(Extracted records)
((

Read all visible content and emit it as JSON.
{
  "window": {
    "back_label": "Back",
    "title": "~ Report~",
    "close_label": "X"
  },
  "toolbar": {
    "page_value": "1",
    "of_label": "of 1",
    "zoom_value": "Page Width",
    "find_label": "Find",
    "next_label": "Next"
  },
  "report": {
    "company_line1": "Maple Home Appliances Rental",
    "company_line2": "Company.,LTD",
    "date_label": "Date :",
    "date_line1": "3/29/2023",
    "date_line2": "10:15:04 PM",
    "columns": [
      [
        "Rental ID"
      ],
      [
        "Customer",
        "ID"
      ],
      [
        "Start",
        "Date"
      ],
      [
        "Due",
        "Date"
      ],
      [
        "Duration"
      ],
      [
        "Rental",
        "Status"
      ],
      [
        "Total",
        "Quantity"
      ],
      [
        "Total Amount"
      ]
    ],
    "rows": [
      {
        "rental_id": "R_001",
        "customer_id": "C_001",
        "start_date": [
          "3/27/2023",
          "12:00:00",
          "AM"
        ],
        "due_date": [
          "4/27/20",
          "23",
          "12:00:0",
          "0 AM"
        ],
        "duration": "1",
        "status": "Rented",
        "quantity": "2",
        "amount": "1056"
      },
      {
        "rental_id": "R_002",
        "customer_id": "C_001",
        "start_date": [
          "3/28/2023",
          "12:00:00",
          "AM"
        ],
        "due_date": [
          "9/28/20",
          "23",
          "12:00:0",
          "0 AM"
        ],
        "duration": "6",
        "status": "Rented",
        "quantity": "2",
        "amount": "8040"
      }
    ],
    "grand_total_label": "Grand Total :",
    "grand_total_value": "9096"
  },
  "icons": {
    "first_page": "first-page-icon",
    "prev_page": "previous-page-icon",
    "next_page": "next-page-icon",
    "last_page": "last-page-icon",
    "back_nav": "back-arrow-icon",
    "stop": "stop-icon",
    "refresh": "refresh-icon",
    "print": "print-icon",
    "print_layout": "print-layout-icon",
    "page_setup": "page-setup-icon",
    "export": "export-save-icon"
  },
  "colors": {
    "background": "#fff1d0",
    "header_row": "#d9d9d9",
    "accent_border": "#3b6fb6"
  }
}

))

Exercise description » Copy in full each line that holds the word "print".

Solution to this problem »
    "print": "print-icon",
    "print_layout": "print-layout-icon",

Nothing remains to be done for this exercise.